● Given exercise
Reproduce the items below verbatim, everything from the first line down to the line containing "device-sn-input[interactable] xyxy=(32,233,446,277)", with both end lines included.

--- Exercise inputs ---

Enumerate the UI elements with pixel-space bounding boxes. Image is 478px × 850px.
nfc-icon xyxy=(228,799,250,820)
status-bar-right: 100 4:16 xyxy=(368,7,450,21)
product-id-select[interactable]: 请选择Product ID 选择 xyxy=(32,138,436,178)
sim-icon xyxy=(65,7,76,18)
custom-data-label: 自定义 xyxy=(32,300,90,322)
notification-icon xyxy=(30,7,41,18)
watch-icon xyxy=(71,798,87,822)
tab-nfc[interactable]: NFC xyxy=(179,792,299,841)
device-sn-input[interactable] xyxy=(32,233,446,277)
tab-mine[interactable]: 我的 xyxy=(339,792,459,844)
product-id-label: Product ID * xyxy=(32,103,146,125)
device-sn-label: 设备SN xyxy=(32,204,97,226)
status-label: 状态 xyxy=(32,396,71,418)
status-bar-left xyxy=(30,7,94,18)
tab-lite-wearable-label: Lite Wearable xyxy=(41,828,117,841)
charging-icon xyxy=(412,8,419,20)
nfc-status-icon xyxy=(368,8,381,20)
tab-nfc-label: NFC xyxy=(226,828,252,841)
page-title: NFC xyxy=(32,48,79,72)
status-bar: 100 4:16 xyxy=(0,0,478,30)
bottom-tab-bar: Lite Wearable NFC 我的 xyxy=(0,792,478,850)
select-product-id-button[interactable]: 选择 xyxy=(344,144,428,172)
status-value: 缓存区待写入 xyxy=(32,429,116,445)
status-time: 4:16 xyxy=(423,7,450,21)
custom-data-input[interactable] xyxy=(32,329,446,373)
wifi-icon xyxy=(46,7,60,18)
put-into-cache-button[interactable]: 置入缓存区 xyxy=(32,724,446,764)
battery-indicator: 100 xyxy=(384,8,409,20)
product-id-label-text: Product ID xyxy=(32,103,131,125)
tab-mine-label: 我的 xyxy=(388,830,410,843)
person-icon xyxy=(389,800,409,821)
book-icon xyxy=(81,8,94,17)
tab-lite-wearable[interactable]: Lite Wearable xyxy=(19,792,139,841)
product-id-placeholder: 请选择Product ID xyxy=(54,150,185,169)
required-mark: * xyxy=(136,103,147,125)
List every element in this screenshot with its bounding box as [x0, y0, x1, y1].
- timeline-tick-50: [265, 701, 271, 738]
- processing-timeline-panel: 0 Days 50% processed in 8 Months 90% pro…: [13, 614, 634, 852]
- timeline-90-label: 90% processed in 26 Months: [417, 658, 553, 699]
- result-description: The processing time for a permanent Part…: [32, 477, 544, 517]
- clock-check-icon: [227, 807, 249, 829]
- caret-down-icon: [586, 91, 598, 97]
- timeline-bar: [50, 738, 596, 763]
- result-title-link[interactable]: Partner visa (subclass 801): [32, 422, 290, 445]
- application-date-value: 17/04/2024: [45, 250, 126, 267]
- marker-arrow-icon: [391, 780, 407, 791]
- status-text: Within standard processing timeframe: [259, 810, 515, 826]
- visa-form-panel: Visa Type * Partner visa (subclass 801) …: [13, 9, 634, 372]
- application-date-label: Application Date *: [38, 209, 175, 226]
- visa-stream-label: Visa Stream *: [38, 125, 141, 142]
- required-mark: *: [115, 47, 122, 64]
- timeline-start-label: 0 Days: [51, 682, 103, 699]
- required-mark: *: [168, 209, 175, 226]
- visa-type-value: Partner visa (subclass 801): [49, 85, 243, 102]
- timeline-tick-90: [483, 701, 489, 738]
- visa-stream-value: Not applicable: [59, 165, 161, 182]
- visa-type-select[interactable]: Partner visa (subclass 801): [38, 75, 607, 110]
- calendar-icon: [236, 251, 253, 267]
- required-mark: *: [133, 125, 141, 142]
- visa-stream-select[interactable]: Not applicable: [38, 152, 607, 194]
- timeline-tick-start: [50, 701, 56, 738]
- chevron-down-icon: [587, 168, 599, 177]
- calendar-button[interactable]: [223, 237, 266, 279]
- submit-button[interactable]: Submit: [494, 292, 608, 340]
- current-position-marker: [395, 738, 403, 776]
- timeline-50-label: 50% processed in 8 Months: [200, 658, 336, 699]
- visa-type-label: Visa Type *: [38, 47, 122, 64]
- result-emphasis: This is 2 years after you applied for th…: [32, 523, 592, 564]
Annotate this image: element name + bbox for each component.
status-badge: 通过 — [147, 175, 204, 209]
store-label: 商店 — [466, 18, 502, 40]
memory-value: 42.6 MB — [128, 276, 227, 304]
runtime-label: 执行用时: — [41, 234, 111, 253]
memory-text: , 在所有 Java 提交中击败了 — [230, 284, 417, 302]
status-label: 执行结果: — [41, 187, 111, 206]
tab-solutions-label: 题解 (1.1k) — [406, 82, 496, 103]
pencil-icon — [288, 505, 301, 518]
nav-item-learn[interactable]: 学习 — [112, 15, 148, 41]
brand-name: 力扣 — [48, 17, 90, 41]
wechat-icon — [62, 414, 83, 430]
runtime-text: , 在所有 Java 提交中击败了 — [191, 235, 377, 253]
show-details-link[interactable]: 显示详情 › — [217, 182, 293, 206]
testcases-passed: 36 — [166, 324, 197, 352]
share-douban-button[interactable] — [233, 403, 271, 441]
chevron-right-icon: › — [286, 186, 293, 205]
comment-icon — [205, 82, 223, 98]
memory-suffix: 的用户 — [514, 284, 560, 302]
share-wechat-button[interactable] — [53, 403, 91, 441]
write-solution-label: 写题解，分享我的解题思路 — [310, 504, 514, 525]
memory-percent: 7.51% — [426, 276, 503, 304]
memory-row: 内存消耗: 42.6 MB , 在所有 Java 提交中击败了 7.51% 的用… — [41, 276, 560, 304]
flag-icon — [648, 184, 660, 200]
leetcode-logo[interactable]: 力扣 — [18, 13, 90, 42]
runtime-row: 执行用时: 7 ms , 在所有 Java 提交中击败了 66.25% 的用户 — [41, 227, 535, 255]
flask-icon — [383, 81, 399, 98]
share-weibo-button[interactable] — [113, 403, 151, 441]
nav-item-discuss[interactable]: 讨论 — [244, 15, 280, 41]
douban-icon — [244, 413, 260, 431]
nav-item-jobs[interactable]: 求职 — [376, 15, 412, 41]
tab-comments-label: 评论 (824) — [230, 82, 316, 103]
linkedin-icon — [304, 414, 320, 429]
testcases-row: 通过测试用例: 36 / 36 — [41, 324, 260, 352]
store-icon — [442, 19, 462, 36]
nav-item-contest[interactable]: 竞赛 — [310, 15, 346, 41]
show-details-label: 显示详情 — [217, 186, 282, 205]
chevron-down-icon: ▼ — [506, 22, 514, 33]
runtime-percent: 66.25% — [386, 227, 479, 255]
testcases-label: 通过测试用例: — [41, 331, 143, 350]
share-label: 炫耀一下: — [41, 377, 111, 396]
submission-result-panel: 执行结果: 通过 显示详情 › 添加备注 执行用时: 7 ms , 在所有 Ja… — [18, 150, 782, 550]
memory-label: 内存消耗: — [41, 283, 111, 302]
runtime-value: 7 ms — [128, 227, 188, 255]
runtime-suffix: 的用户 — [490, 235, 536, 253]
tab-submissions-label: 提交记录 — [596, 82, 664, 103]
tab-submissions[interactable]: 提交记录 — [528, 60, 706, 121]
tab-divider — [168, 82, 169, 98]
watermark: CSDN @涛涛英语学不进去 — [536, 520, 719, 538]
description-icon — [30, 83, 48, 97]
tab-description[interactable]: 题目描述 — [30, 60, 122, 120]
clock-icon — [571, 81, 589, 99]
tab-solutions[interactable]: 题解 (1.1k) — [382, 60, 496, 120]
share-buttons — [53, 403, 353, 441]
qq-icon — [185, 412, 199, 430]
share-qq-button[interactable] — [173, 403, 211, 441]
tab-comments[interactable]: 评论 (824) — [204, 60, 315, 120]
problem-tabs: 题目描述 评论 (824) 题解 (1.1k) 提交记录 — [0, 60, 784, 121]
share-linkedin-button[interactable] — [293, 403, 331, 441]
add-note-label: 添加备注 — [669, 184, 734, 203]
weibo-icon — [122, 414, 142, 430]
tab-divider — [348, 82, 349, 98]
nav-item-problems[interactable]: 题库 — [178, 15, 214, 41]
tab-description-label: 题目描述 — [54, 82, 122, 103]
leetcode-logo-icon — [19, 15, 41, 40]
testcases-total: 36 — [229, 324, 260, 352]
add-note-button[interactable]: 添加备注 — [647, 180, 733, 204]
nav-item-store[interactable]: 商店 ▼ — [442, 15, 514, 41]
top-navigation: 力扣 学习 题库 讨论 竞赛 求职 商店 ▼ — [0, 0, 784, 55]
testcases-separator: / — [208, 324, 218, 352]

---

● Output of the exercise
Enumerate the UI elements with pixel-space bounding boxes. Image is 478px × 850px.
nfc-icon xyxy=(228,799,250,820)
status-bar-right: 100 4:16 xyxy=(368,7,450,21)
product-id-select[interactable]: 请选择Product ID 选择 xyxy=(32,138,436,178)
sim-icon xyxy=(65,7,76,18)
custom-data-label: 自定义 xyxy=(32,300,90,322)
notification-icon xyxy=(30,7,41,18)
watch-icon xyxy=(71,798,87,822)
tab-nfc[interactable]: NFC xyxy=(179,792,299,841)
device-sn-input[interactable] xyxy=(32,233,446,277)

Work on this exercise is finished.